** Begin **

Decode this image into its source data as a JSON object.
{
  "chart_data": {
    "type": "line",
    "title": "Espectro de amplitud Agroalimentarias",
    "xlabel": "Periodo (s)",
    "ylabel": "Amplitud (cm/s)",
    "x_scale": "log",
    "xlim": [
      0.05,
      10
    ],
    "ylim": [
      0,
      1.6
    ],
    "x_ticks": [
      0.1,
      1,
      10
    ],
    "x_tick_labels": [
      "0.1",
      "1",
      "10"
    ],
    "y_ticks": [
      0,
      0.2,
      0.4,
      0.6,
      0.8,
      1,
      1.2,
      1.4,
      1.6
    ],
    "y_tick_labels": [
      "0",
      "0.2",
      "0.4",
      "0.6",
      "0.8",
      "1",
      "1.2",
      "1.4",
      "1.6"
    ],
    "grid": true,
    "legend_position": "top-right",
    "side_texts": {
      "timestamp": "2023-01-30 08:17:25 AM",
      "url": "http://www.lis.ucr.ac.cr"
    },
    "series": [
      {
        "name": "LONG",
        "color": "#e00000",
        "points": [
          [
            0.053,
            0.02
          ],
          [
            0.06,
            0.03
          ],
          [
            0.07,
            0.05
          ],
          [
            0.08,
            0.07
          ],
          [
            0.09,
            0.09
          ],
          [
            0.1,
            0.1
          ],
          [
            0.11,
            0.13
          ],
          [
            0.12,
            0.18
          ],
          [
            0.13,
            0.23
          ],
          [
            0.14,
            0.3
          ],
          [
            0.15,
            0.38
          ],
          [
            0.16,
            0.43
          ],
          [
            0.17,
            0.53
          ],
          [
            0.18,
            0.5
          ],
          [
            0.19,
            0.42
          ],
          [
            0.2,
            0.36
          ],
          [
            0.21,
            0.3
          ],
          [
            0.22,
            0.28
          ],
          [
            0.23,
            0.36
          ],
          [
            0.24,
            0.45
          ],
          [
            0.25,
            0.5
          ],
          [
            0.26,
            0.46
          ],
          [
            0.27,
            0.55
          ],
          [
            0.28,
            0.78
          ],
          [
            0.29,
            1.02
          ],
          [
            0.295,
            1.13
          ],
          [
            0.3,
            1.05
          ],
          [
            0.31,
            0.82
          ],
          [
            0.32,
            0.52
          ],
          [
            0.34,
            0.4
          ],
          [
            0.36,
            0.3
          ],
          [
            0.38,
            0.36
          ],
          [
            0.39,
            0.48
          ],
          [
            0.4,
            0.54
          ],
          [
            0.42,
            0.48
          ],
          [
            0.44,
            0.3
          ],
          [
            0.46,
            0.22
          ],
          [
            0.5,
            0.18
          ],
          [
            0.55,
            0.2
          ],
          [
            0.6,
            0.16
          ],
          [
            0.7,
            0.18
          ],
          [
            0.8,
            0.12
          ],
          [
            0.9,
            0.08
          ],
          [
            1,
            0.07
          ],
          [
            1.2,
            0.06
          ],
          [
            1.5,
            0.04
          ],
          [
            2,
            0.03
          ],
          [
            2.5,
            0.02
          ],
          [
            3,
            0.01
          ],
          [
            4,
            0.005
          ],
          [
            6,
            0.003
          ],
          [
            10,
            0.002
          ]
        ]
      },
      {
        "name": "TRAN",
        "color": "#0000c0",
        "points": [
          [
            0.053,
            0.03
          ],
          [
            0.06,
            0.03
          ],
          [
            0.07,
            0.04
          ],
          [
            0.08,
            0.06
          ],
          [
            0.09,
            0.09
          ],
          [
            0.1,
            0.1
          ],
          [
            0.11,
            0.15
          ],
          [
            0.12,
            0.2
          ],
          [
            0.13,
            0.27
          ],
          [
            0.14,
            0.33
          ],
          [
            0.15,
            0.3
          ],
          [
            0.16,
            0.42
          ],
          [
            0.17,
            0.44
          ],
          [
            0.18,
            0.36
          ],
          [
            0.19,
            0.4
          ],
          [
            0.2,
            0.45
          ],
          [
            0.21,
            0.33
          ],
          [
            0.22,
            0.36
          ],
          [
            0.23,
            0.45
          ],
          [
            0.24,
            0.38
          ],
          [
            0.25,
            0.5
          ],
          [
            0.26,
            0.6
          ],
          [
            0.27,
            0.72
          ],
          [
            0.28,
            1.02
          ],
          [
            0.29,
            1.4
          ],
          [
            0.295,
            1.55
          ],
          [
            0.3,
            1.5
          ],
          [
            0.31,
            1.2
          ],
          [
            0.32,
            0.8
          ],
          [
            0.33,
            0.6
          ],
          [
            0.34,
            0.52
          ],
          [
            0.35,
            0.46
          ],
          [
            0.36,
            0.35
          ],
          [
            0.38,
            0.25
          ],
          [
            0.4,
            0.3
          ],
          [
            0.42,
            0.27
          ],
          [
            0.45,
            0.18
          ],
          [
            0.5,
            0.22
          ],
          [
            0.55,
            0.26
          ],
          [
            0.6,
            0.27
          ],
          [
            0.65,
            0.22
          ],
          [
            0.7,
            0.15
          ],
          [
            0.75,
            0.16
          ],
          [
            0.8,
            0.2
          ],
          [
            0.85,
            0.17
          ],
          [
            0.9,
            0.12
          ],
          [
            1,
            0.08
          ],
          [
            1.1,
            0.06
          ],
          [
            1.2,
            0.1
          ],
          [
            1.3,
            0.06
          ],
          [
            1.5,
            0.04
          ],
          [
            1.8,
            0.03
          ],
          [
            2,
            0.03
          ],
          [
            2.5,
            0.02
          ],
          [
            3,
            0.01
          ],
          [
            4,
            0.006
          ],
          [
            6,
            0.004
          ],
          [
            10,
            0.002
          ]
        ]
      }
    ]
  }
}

** End **

__EXERCISE DIRECTIONS__. Take the lines above and retype all of them exactly.

__RESULT__.
Decode this image into its source data as a JSON object.
{
  "chart_data": {
    "type": "line",
    "title": "Espectro de amplitud Agroalimentarias",
    "xlabel": "Periodo (s)",
    "ylabel": "Amplitud (cm/s)",
    "x_scale": "log",
    "xlim": [
      0.05,
      10
    ],
    "ylim": [
      0,
      1.6
    ],
    "x_ticks": [
      0.1,
      1,
      10
    ],
    "x_tick_labels": [
      "0.1",
      "1",
      "10"
    ],
    "y_ticks": [
      0,
      0.2,
      0.4,
      0.6,
      0.8,
      1,
      1.2,
      1.4,
      1.6
    ],
    "y_tick_labels": [
      "0",
      "0.2",
      "0.4",
      "0.6",
      "0.8",
      "1",
      "1.2",
      "1.4",
      "1.6"
    ],
    "grid": true,
    "legend_position": "top-right",
    "side_texts": {
      "timestamp": "2023-01-30 08:17:25 AM",
      "url": "http://www.lis.ucr.ac.cr"
    },
    "series": [
      {
        "name": "LONG",
        "color": "#e00000",
        "points": [
          [
            0.053,
            0.02
          ],
          [
            0.06,
            0.03
          ],
          [
            0.07,
            0.05
          ],
          [
            0.08,
            0.07
          ],
          [
            0.09,
            0.09
          ],
          [
            0.1,
            0.1
          ],
          [
            0.11,
            0.13
          ],
          [
            0.12,
            0.18
          ],
          [
            0.13,
            0.23
          ],
          [
            0.14,
            0.3
          ],
          [
            0.15,
            0.38
          ],
          [
            0.16,
            0.43
          ],
          [
            0.17,
            0.53
          ],
          [
            0.18,
            0.5
          ],
          [
            0.19,
            0.42
          ],
          [
            0.2,
            0.36
          ],
          [
            0.21,
            0.3
          ],
          [
            0.22,
            0.28
          ],
          [
            0.23,
            0.36
          ],
          [
            0.24,
            0.45
          ],
          [
            0.25,
            0.5
          ],
          [
            0.26,
            0.46
          ],
          [
            0.27,
            0.55
          ],
          [
            0.28,
            0.78
          ],
          [
            0.29,
            1.02
          ],
          [
            0.295,
            1.13
          ],
          [
            0.3,
            1.05
          ],
          [
            0.31,
            0.82
          ],
          [
            0.32,
            0.52
          ],
          [
            0.34,
            0.4
          ],
          [
            0.36,
            0.3
          ],
          [
            0.38,
            0.36
          ],
          [
            0.39,
            0.48
          ],
          [
            0.4,
            0.54
          ],
          [
            0.42,
            0.48
          ],
          [
            0.44,
            0.3
          ],
          [
            0.46,
            0.22
          ],
          [
            0.5,
            0.18
          ],
          [
            0.55,
            0.2
          ],
          [
            0.6,
            0.16
          ],
          [
            0.7,
            0.18
          ],
          [
            0.8,
            0.12
          ],
          [
            0.9,
            0.08
          ],
          [
            1,
            0.07
          ],
          [
            1.2,
            0.06
          ],
          [
            1.5,
            0.04
          ],
          [
            2,
            0.03
          ],
          [
            2.5,
            0.02
          ],
          [
            3,
            0.01
          ],
          [
            4,
            0.005
          ],
          [
            6,
            0.003
          ],
          [
            10,
            0.002
          ]
        ]
      },
      {
        "name": "TRAN",
        "color": "#0000c0",
        "points": [
          [
            0.053,
            0.03
          ],
          [
            0.06,
            0.03
          ],
          [
            0.07,
            0.04
          ],
          [
            0.08,
            0.06
          ],
          [
            0.09,
            0.09
          ],
          [
            0.1,
            0.1
          ],
          [
            0.11,
            0.15
          ],
          [
            0.12,
            0.2
          ],
          [
            0.13,
            0.27
          ],
          [
            0.14,
            0.33
          ],
          [
            0.15,
            0.3
          ],
          [
            0.16,
            0.42
          ],
          [
            0.17,
            0.44
          ],
          [
            0.18,
            0.36
          ],
          [
            0.19,
            0.4
          ],
          [
            0.2,
            0.45
          ],
          [
            0.21,
            0.33
          ],
          [
            0.22,
            0.36
          ],
          [
            0.23,
            0.45
          ],
          [
            0.24,
            0.38
          ],
          [
            0.25,
            0.5
          ],
          [
            0.26,
            0.6
          ],
          [
            0.27,
            0.72
          ],
          [
            0.28,
            1.02
          ],
          [
            0.29,
            1.4
          ],
          [
            0.295,
            1.55
          ],
          [
            0.3,
            1.5
          ],
          [
            0.31,
            1.2
          ],
          [
            0.32,
            0.8
          ],
          [
            0.33,
            0.6
          ],
          [
            0.34,
            0.52
          ],
          [
            0.35,
            0.46
          ],
          [
            0.36,
            0.35
          ],
          [
            0.38,
            0.25
          ],
          [
            0.4,
            0.3
          ],
          [
            0.42,
            0.27
          ],
          [
            0.45,
            0.18
          ],
          [
            0.5,
            0.22
          ],
          [
            0.55,
            0.26
          ],
          [
            0.6,
            0.27
          ],
          [
            0.65,
            0.22
          ],
          [
            0.7,
            0.15
          ],
          [
            0.75,
            0.16
          ],
          [
            0.8,
            0.2
          ],
          [
            0.85,
            0.17
          ],
          [
            0.9,
            0.12
          ],
          [
            1,
            0.08
          ],
          [
            1.1,
            0.06
          ],
          [
            1.2,
            0.1
          ],
          [
            1.3,
            0.06
          ],
          [
            1.5,
            0.04
          ],
          [
            1.8,
            0.03
          ],
          [
            2,
            0.03
          ],
          [
            2.5,
            0.02
          ],
          [
            3,
            0.01
          ],
          [
            4,
            0.006
          ],
          [
            6,
            0.004
          ],
          [
            10,
            0.002
          ]
        ]
      }
    ]
  }
}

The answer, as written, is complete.